In the material below, identify each line bearing the word "Rated". Reproduce those lines.

#####

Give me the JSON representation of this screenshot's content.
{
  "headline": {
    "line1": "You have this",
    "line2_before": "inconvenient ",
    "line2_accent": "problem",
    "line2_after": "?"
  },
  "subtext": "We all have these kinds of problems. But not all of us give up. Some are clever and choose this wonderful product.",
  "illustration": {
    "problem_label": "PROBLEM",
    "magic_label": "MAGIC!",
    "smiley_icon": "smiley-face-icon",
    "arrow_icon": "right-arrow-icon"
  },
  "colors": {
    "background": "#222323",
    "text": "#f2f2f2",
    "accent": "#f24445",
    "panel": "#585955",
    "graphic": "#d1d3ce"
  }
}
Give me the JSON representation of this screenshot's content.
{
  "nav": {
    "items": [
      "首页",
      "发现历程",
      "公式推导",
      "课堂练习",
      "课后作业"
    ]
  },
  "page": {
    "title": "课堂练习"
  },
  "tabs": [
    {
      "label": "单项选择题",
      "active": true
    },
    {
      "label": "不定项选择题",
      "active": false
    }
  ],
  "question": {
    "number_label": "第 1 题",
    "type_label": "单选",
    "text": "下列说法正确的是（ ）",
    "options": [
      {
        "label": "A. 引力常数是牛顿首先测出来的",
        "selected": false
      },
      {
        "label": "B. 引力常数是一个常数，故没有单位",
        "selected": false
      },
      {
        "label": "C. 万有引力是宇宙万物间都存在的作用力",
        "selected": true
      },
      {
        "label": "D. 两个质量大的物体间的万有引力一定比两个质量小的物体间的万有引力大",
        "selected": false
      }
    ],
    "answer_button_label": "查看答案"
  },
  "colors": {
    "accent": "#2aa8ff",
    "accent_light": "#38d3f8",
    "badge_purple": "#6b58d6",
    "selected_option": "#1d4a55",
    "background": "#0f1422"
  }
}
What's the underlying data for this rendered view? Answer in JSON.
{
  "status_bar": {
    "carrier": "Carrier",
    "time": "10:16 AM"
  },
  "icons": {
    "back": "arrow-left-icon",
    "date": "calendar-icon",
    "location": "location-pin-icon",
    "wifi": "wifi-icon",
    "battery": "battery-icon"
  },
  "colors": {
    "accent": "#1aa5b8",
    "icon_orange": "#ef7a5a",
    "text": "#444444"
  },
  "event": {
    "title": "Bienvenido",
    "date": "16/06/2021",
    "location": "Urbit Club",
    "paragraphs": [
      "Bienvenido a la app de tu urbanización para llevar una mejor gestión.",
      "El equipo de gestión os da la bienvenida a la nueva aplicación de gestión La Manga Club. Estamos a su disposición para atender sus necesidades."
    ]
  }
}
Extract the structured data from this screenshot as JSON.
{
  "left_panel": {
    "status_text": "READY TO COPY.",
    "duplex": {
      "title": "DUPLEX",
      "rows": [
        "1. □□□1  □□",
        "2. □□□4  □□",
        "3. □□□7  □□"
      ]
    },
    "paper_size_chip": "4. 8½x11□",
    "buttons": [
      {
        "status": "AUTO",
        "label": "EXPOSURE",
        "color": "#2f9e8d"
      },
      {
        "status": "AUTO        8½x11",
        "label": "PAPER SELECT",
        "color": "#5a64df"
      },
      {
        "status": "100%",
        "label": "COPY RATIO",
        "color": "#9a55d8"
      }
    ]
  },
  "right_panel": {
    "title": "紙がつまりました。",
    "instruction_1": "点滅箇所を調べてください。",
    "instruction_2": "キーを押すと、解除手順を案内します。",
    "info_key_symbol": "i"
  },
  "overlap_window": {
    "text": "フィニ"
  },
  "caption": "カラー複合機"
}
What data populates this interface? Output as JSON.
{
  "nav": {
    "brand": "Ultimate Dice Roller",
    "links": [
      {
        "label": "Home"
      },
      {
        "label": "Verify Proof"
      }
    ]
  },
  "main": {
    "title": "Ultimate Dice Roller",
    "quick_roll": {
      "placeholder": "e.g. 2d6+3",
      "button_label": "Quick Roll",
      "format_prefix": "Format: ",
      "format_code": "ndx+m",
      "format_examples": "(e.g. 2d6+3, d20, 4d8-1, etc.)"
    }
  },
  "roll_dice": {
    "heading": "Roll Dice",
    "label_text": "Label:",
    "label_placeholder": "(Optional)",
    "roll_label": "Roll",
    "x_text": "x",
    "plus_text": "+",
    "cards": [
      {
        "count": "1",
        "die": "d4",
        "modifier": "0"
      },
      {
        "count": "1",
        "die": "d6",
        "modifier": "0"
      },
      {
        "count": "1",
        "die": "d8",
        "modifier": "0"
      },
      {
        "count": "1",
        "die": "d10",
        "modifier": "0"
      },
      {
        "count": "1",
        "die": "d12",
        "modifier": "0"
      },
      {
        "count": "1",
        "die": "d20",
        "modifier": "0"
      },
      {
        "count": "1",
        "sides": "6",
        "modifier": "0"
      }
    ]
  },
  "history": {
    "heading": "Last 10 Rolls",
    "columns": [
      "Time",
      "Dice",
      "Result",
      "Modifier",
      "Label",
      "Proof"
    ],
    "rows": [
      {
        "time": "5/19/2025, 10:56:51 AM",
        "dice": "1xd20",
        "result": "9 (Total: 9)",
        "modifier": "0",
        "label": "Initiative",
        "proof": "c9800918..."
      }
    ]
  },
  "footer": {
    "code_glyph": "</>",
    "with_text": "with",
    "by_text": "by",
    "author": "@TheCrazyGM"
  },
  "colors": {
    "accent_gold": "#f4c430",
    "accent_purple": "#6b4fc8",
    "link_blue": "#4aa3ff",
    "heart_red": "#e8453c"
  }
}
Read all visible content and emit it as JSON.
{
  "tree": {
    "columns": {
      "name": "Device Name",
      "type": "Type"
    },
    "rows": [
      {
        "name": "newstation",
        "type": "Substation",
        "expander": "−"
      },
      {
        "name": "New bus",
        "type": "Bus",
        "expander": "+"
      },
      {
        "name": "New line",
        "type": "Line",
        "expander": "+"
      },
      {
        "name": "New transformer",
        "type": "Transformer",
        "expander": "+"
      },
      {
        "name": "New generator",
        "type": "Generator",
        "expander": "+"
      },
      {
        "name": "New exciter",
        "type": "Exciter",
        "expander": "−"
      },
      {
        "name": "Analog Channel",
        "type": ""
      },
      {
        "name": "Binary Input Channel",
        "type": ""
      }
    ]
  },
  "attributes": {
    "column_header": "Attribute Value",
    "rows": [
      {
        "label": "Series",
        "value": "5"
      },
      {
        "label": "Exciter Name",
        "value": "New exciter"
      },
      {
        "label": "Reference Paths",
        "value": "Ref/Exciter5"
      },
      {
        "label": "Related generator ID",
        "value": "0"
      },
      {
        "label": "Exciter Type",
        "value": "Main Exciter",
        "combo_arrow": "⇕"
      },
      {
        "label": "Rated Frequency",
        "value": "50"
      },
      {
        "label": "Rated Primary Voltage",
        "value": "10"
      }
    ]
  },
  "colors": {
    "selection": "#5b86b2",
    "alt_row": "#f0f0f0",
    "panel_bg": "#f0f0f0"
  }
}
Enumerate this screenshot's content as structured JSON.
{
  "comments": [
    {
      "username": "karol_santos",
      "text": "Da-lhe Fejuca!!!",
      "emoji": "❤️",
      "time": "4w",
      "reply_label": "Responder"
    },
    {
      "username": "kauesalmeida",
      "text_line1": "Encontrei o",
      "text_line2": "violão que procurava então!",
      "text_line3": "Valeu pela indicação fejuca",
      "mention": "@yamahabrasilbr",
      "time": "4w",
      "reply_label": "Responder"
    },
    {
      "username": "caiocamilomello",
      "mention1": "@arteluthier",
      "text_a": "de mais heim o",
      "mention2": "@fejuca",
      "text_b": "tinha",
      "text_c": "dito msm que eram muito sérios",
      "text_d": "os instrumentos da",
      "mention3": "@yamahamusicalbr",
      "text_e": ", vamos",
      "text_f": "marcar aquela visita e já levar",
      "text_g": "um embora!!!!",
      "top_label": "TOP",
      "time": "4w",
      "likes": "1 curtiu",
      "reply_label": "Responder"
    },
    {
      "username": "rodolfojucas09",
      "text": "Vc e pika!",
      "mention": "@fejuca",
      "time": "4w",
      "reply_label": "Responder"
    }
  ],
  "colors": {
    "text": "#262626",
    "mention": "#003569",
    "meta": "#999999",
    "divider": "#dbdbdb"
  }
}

#####

## The result:
        "label": "Rated Frequency",
        "label": "Rated Primary Voltage",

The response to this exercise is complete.